Problem to work on: Each record that follows should be repeated exactly, minus any images.

── Listed records

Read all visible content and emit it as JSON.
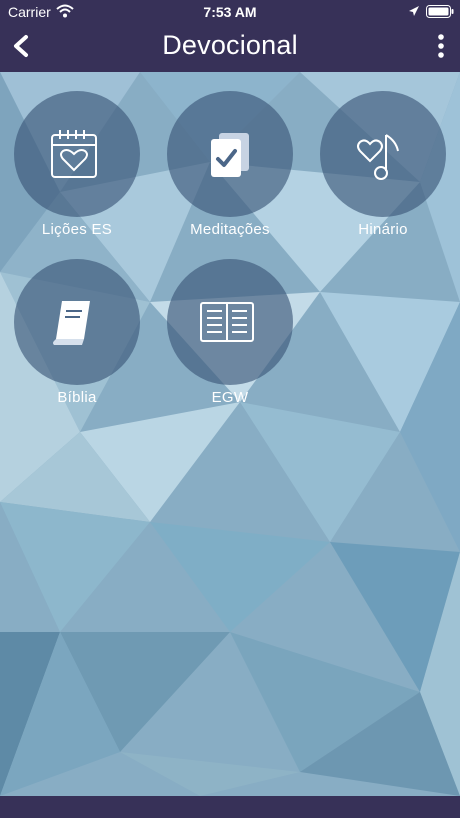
{
  "status_bar": {
    "carrier": "Carrier",
    "time": "7:53 AM"
  },
  "nav": {
    "title": "Devocional"
  },
  "tiles": [
    {
      "label": "Lições ES",
      "icon": "calendar-heart-icon"
    },
    {
      "label": "Meditações",
      "icon": "notes-check-icon"
    },
    {
      "label": "Hinário",
      "icon": "heart-music-note-icon"
    },
    {
      "label": "Bíblia",
      "icon": "book-icon"
    },
    {
      "label": "EGW",
      "icon": "open-book-icon"
    }
  ],
  "colors": {
    "bar": "#373158",
    "circle": "#395476",
    "background": "#7fa6bf"
  }
}
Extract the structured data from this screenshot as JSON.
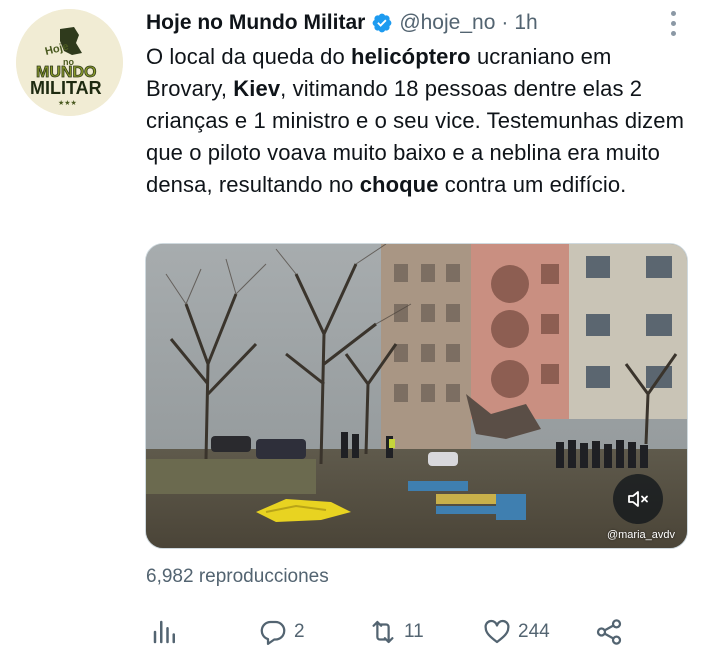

────

Reply:
Read all visible content and emit it as JSON.
{
  "status_bar": {
    "carrier": "Carrier",
    "time": "7:53 AM"
  },
  "nav": {
    "title": "Devocional"
  },
  "tiles": [
    {
      "label": "Lições ES",
      "icon": "calendar-heart-icon"
    },
    {
      "label": "Meditações",
      "icon": "notes-check-icon"
    },
    {
      "label": "Hinário",
      "icon": "heart-music-note-icon"
    },
    {
      "label": "Bíblia",
      "icon": "book-icon"
    },
    {
      "label": "EGW",
      "icon": "open-book-icon"
    }
  ],
  "colors": {
    "bar": "#373158",
    "circle": "#395476",
    "background": "#7fa6bf"
  }
}
Extract the structured data from this screenshot as JSON.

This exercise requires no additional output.